* _GOAL OF THE EXERCISE_: Return all entries precisely as they stand, without the images.

* _ITEMS_:
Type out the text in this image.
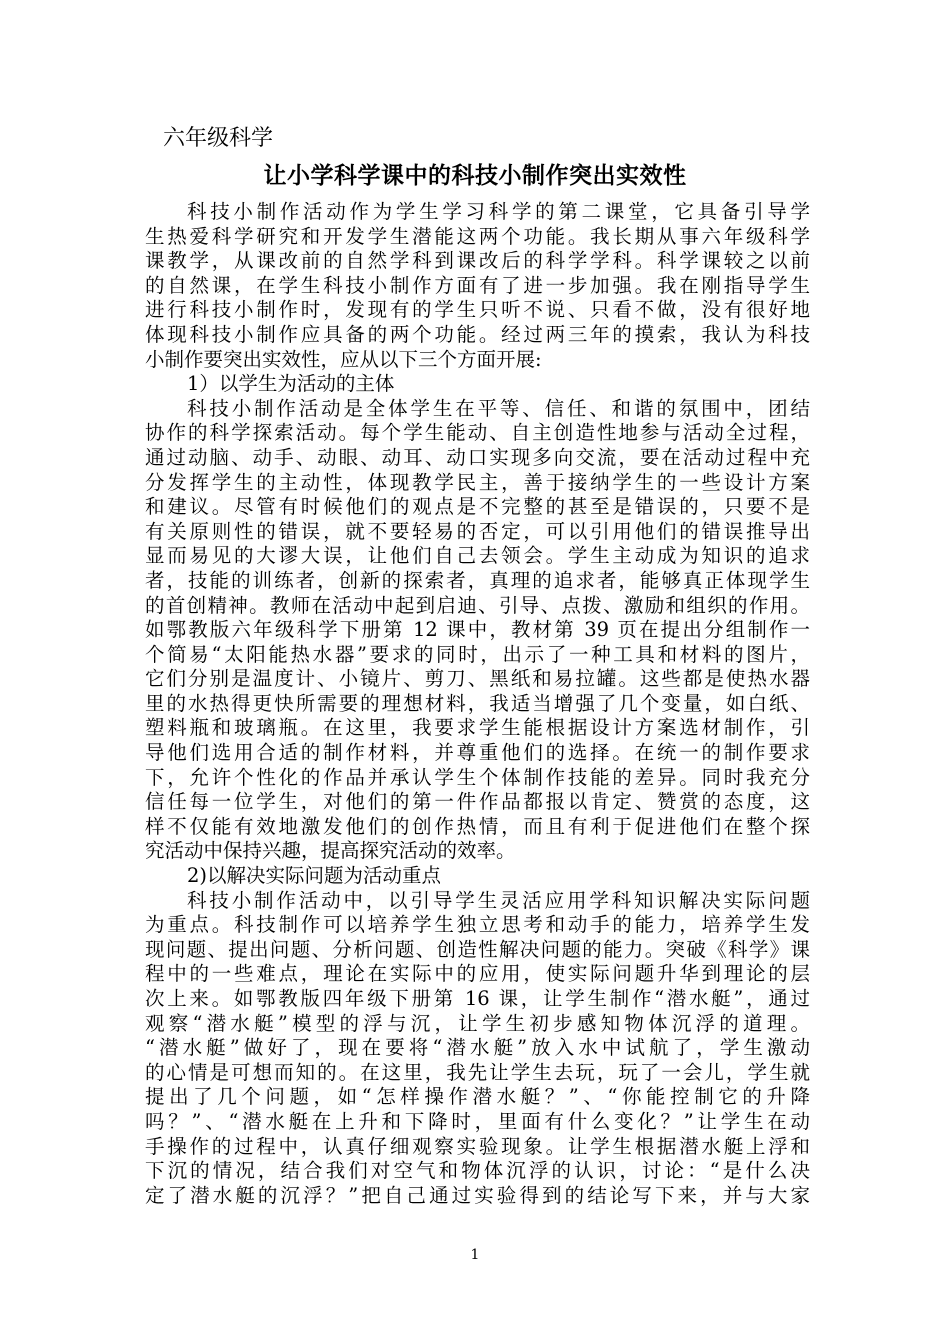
六年级科学
让小学科学课中的科技小制作突出实效性
科技小制作活动作为学生学习科学的第二课堂，它具备引导学
生热爱科学研究和开发学生潜能这两个功能。我长期从事六年级科学
课教学，从课改前的自然学科到课改后的科学学科。科学课较之以前
的自然课，在学生科技小制作方面有了进一步加强。我在刚指导学生
进行科技小制作时，发现有的学生只听不说、只看不做，没有很好地
体现科技小制作应具备的两个功能。经过两三年的摸索，我认为科技
小制作要突出实效性，应从以下三个方面开展:
1）以学生为活动的主体
科技小制作活动是全体学生在平等、信任、和谐的氛围中，团结
协作的科学探索活动。每个学生能动、自主创造性地参与活动全过程，
通过动脑、动手、动眼、动耳、动口实现多向交流，要在活动过程中充
分发挥学生的主动性，体现教学民主，善于接纳学生的一些设计方案
和建议。尽管有时候他们的观点是不完整的甚至是错误的，只要不是
有关原则性的错误，就不要轻易的否定，可以引用他们的错误推导出
显而易见的大谬大误，让他们自己去领会。学生主动成为知识的追求
者，技能的训练者，创新的探索者，真理的追求者，能够真正体现学生
的首创精神。教师在活动中起到启迪、引导、点拨、激励和组织的作用。
如鄂教版六年级科学下册第 12 课中，教材第 39 页在提出分组制作一
个简易“太阳能热水器”要求的同时，出示了一种工具和材料的图片，
它们分别是温度计、小镜片、剪刀、黑纸和易拉罐。这些都是使热水器
里的水热得更快所需要的理想材料，我适当增强了几个变量，如白纸、
塑料瓶和玻璃瓶。在这里，我要求学生能根据设计方案选材制作，引
导他们选用合适的制作材料，并尊重他们的选择。在统一的制作要求
下，允许个性化的作品并承认学生个体制作技能的差异。同时我充分
信任每一位学生，对他们的第一件作品都报以肯定、赞赏的态度，这
样不仅能有效地激发他们的创作热情，而且有利于促进他们在整个探
究活动中保持兴趣，提高探究活动的效率。
2)以解决实际问题为活动重点
科技小制作活动中，以引导学生灵活应用学科知识解决实际问题
为重点。科技制作可以培养学生独立思考和动手的能力，培养学生发
现问题、提出问题、分析问题、创造性解决问题的能力。突破《科学》课
程中的一些难点，理论在实际中的应用，使实际问题升华到理论的层
次上来。如鄂教版四年级下册第 16 课，让学生制作“潜水艇”，通过
观察“潜水艇”模型的浮与沉，让学生初步感知物体沉浮的道理。
“潜水艇”做好了，现在要将“潜水艇”放入水中试航了，学生激动
的心情是可想而知的。在这里，我先让学生去玩，玩了一会儿，学生就
提出了几个问题，如“怎样操作潜水艇？”、“你能控制它的升降
吗？”、“潜水艇在上升和下降时，里面有什么变化？”让学生在动
手操作的过程中，认真仔细观察实验现象。让学生根据潜水艇上浮和
下沉的情况，结合我们对空气和物体沉浮的认识，讨论：“是什么决
定了潜水艇的沉浮？”把自己通过实验得到的结论写下来，并与大家
1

* _REPLY TO THE TASK_:
Type out the text in this image.
六年级科学
让小学科学课中的科技小制作突出实效性
科技小制作活动作为学生学习科学的第二课堂，它具备引导学
生热爱科学研究和开发学生潜能这两个功能。我长期从事六年级科学
课教学，从课改前的自然学科到课改后的科学学科。科学课较之以前
的自然课，在学生科技小制作方面有了进一步加强。我在刚指导学生
进行科技小制作时，发现有的学生只听不说、只看不做，没有很好地
体现科技小制作应具备的两个功能。经过两三年的摸索，我认为科技
小制作要突出实效性，应从以下三个方面开展:
1）以学生为活动的主体
科技小制作活动是全体学生在平等、信任、和谐的氛围中，团结
协作的科学探索活动。每个学生能动、自主创造性地参与活动全过程，
通过动脑、动手、动眼、动耳、动口实现多向交流，要在活动过程中充
分发挥学生的主动性，体现教学民主，善于接纳学生的一些设计方案
和建议。尽管有时候他们的观点是不完整的甚至是错误的，只要不是
有关原则性的错误，就不要轻易的否定，可以引用他们的错误推导出
显而易见的大谬大误，让他们自己去领会。学生主动成为知识的追求
者，技能的训练者，创新的探索者，真理的追求者，能够真正体现学生
的首创精神。教师在活动中起到启迪、引导、点拨、激励和组织的作用。
如鄂教版六年级科学下册第 12 课中，教材第 39 页在提出分组制作一
个简易“太阳能热水器”要求的同时，出示了一种工具和材料的图片，
它们分别是温度计、小镜片、剪刀、黑纸和易拉罐。这些都是使热水器
里的水热得更快所需要的理想材料，我适当增强了几个变量，如白纸、
塑料瓶和玻璃瓶。在这里，我要求学生能根据设计方案选材制作，引
导他们选用合适的制作材料，并尊重他们的选择。在统一的制作要求
下，允许个性化的作品并承认学生个体制作技能的差异。同时我充分
信任每一位学生，对他们的第一件作品都报以肯定、赞赏的态度，这
样不仅能有效地激发他们的创作热情，而且有利于促进他们在整个探
究活动中保持兴趣，提高探究活动的效率。
2)以解决实际问题为活动重点
科技小制作活动中，以引导学生灵活应用学科知识解决实际问题
为重点。科技制作可以培养学生独立思考和动手的能力，培养学生发
现问题、提出问题、分析问题、创造性解决问题的能力。突破《科学》课
程中的一些难点，理论在实际中的应用，使实际问题升华到理论的层
次上来。如鄂教版四年级下册第 16 课，让学生制作“潜水艇”，通过
观察“潜水艇”模型的浮与沉，让学生初步感知物体沉浮的道理。
“潜水艇”做好了，现在要将“潜水艇”放入水中试航了，学生激动
的心情是可想而知的。在这里，我先让学生去玩，玩了一会儿，学生就
提出了几个问题，如“怎样操作潜水艇？”、“你能控制它的升降
吗？”、“潜水艇在上升和下降时，里面有什么变化？”让学生在动
手操作的过程中，认真仔细观察实验现象。让学生根据潜水艇上浮和
下沉的情况，结合我们对空气和物体沉浮的认识，讨论：“是什么决
定了潜水艇的沉浮？”把自己通过实验得到的结论写下来，并与大家
1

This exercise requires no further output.